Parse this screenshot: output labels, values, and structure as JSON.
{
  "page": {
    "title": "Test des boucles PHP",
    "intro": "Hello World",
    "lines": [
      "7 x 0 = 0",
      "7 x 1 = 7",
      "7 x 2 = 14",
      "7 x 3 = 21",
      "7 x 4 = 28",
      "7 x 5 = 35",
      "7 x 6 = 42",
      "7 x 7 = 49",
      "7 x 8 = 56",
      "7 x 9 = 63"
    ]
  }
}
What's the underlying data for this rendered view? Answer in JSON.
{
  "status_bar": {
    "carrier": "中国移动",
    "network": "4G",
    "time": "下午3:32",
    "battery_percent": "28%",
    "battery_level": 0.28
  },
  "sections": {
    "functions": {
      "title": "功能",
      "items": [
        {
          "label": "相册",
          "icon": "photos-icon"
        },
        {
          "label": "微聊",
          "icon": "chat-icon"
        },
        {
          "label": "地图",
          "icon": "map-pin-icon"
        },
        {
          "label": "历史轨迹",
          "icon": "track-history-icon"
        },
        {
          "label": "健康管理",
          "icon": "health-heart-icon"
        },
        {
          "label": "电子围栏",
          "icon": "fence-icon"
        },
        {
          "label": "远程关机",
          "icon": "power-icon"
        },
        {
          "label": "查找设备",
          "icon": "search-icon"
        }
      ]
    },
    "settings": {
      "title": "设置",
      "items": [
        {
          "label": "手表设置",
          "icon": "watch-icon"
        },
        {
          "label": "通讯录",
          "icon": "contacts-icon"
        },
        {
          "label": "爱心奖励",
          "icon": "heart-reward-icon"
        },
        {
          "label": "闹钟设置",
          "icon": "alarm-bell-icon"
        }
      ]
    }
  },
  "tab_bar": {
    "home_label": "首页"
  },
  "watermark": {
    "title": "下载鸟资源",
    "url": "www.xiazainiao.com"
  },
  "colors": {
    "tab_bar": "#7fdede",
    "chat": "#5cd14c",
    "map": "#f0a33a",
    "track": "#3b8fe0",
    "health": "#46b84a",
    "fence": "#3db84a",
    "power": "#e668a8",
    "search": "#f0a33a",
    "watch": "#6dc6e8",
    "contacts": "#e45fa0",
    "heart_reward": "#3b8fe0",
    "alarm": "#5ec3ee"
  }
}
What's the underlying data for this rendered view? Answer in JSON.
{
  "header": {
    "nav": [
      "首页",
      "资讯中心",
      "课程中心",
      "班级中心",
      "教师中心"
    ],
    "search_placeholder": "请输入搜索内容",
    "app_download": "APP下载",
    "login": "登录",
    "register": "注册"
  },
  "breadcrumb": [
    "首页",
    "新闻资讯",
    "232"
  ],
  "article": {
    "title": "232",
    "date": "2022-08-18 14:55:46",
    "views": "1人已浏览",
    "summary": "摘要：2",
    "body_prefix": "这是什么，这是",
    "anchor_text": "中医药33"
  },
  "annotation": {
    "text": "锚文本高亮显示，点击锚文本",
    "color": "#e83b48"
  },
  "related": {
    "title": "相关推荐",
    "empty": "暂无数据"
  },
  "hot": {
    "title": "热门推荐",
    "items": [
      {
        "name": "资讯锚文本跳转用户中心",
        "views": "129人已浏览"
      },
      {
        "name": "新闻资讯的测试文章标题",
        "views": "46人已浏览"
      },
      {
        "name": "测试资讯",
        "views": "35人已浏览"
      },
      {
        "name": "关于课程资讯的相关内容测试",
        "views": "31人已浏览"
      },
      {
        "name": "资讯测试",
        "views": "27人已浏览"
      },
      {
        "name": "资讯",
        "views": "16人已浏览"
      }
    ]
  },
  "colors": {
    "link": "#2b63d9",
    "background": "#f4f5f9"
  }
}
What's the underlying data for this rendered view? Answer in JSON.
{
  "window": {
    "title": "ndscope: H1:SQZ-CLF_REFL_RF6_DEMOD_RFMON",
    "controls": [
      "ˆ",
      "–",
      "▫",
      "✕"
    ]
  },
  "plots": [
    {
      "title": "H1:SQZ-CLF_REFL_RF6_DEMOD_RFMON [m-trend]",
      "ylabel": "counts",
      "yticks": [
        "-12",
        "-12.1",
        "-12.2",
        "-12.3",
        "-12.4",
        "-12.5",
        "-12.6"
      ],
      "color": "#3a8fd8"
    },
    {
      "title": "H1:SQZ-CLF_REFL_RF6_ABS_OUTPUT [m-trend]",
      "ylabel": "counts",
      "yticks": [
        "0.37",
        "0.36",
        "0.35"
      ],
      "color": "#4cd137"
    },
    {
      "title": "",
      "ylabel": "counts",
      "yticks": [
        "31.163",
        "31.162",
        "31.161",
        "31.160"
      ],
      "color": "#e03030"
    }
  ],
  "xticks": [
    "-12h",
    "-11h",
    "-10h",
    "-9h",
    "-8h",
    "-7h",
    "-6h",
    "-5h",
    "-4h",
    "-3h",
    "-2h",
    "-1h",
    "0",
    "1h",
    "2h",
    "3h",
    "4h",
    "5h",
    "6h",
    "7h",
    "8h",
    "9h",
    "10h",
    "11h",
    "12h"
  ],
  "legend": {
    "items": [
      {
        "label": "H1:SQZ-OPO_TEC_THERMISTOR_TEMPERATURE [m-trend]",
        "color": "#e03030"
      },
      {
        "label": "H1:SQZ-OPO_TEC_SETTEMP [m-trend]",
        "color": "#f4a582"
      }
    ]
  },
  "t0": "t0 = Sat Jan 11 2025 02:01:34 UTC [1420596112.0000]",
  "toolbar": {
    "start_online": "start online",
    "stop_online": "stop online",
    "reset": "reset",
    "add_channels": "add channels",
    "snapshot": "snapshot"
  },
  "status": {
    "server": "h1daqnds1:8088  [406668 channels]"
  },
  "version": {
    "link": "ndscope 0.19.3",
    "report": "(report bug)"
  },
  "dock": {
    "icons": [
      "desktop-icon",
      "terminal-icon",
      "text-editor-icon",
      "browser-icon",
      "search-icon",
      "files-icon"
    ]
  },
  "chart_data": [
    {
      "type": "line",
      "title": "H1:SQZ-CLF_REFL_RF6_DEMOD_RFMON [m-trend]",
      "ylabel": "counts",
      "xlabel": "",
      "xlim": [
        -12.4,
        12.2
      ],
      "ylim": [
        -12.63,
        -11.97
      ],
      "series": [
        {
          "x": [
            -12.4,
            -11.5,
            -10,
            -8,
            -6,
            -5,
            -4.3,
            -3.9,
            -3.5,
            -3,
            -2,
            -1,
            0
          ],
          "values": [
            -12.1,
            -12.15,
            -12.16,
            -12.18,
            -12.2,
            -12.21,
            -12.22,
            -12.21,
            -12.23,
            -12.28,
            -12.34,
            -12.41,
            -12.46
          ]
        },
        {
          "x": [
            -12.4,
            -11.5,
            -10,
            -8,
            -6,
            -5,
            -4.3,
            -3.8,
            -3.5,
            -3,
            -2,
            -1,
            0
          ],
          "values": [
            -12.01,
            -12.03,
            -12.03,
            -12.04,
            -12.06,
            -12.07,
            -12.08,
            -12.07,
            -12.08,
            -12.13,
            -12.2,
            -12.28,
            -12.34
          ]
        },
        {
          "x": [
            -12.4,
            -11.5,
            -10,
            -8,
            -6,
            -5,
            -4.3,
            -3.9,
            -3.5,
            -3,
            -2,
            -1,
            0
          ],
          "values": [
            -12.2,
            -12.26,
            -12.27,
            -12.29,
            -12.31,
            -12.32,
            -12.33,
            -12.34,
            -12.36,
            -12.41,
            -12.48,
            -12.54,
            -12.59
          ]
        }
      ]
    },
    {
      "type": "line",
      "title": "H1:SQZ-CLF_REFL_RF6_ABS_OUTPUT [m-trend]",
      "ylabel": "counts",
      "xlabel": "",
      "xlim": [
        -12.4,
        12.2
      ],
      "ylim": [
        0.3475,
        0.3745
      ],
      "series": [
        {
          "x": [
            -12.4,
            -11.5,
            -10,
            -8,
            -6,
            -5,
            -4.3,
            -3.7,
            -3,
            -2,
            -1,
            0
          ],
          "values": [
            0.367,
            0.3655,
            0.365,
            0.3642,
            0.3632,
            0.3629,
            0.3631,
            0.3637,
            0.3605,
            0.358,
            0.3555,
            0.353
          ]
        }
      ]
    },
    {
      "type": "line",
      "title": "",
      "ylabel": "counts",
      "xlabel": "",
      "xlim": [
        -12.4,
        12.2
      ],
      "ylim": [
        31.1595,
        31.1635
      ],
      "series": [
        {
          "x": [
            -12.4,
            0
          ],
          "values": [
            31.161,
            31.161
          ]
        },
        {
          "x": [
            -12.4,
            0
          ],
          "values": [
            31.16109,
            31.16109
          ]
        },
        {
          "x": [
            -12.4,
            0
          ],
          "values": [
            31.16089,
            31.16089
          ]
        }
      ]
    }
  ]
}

———

● Aim of the task
Of the lines above, how many contain the word "name"? Provide the number and nothing else.

● Task solution
6